======== MATERIAL SHOWN ========

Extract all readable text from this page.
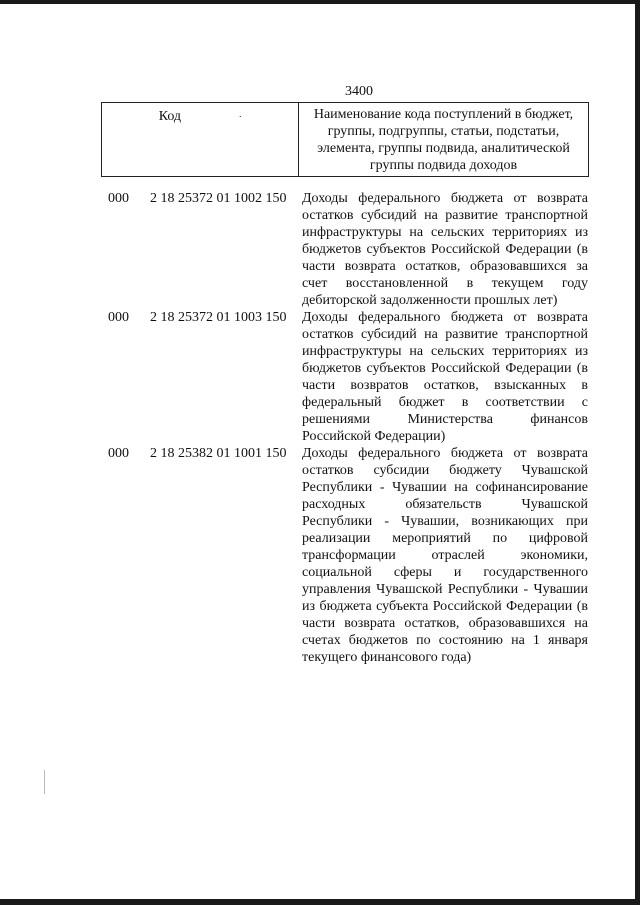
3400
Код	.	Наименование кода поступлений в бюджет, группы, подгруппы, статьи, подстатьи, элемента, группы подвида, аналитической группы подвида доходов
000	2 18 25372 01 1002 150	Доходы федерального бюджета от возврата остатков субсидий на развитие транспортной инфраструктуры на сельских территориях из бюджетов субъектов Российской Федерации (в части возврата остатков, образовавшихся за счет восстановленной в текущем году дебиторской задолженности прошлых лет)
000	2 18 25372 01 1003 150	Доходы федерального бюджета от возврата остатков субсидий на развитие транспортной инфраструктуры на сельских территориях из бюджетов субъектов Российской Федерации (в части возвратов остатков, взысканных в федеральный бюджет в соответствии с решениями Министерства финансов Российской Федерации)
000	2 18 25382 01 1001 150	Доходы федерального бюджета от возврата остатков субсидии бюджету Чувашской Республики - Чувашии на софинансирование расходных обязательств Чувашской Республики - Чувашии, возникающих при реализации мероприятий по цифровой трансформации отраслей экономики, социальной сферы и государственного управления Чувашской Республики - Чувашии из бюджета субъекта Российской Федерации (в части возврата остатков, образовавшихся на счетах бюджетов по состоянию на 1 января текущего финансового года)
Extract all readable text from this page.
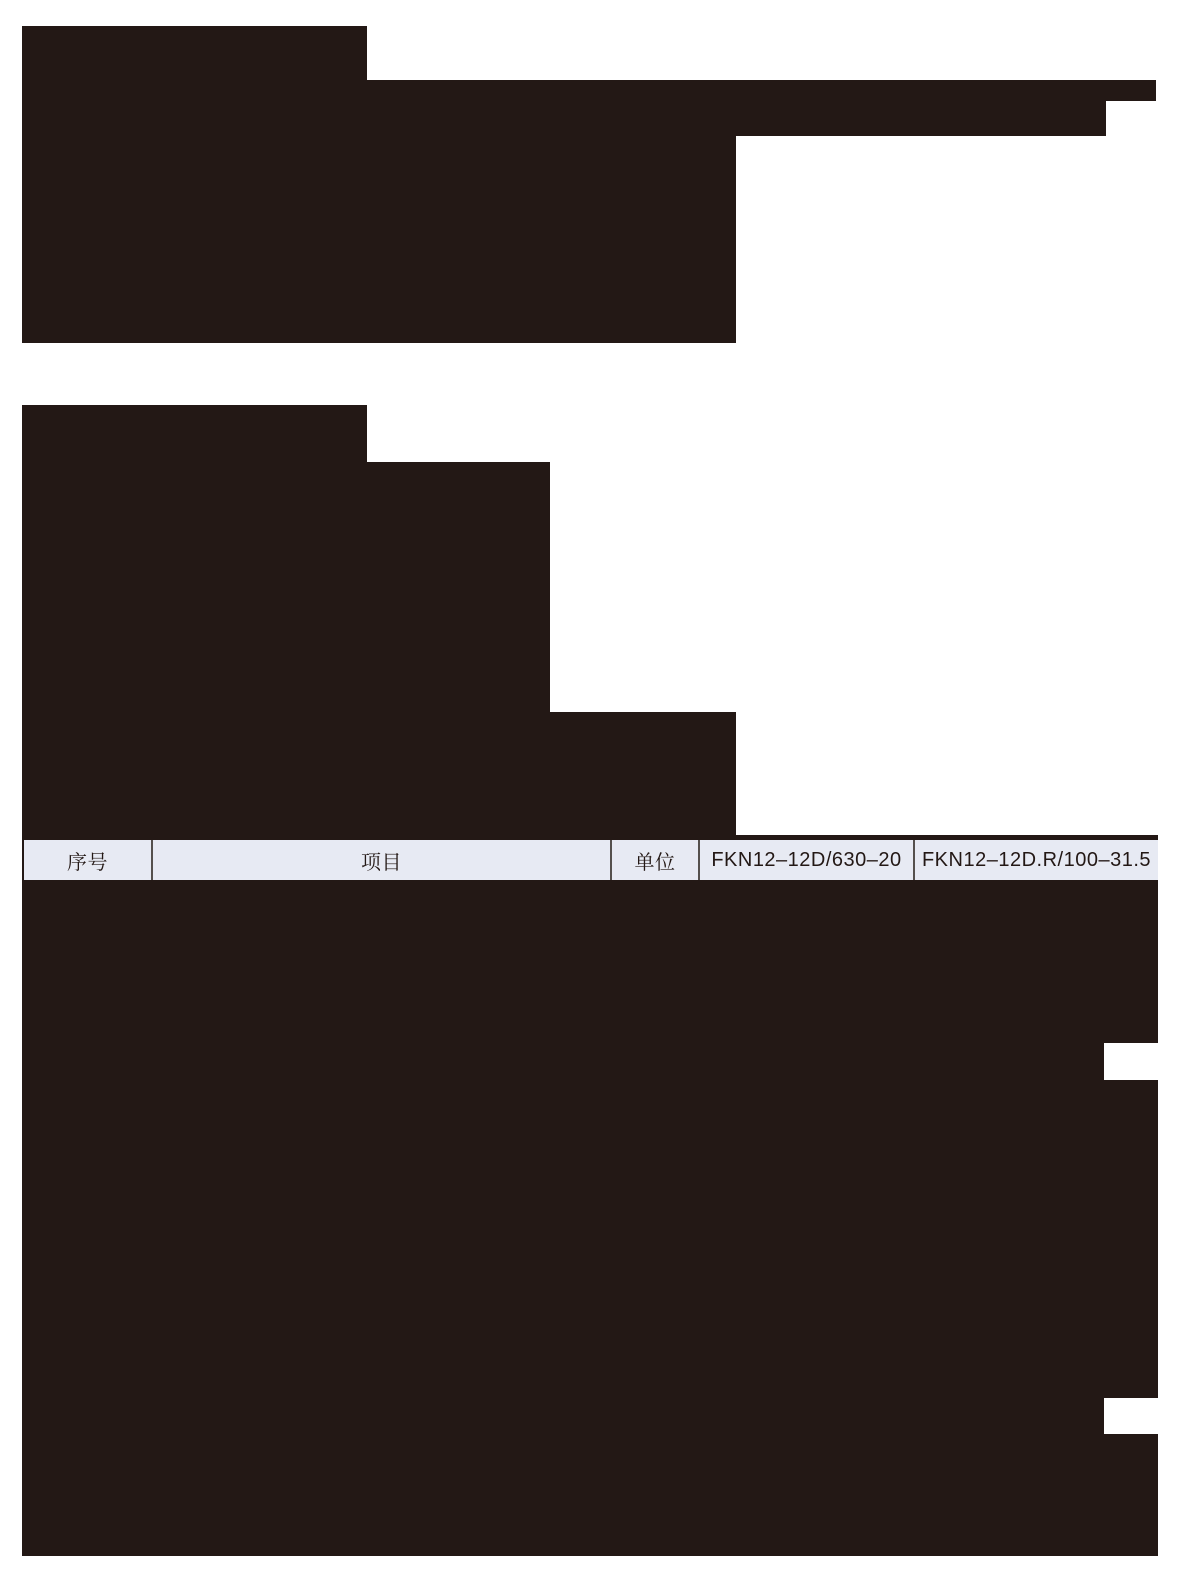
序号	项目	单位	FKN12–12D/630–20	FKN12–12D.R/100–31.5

========

From the listing, extract all text exactly as given and drop any picture.

* **SOLVED EXERCISE**
Extract all readable text from this page.
3400
Код	.	Наименование кода поступлений в бюджет, группы, подгруппы, статьи, подстатьи, элемента, группы подвида, аналитической группы подвида доходов
000	2 18 25372 01 1002 150	Доходы федерального бюджета от возврата остатков субсидий на развитие транспортной инфраструктуры на сельских территориях из бюджетов субъектов Российской Федерации (в части возврата остатков, образовавшихся за счет восстановленной в текущем году дебиторской задолженности прошлых лет)
000	2 18 25372 01 1003 150	Доходы федерального бюджета от возврата остатков субсидий на развитие транспортной инфраструктуры на сельских территориях из бюджетов субъектов Российской Федерации (в части возвратов остатков, взысканных в федеральный бюджет в соответствии с решениями Министерства финансов Российской Федерации)
000	2 18 25382 01 1001 150	Доходы федерального бюджета от возврата остатков субсидии бюджету Чувашской Республики - Чувашии на софинансирование расходных обязательств Чувашской Республики - Чувашии, возникающих при реализации мероприятий по цифровой трансформации отраслей экономики, социальной сферы и государственного управления Чувашской Республики - Чувашии из бюджета субъекта Российской Федерации (в части возврата остатков, образовавшихся на счетах бюджетов по состоянию на 1 января текущего финансового года)
Extract all readable text from this page.
序号	项目	单位	FKN12–12D/630–20	FKN12–12D.R/100–31.5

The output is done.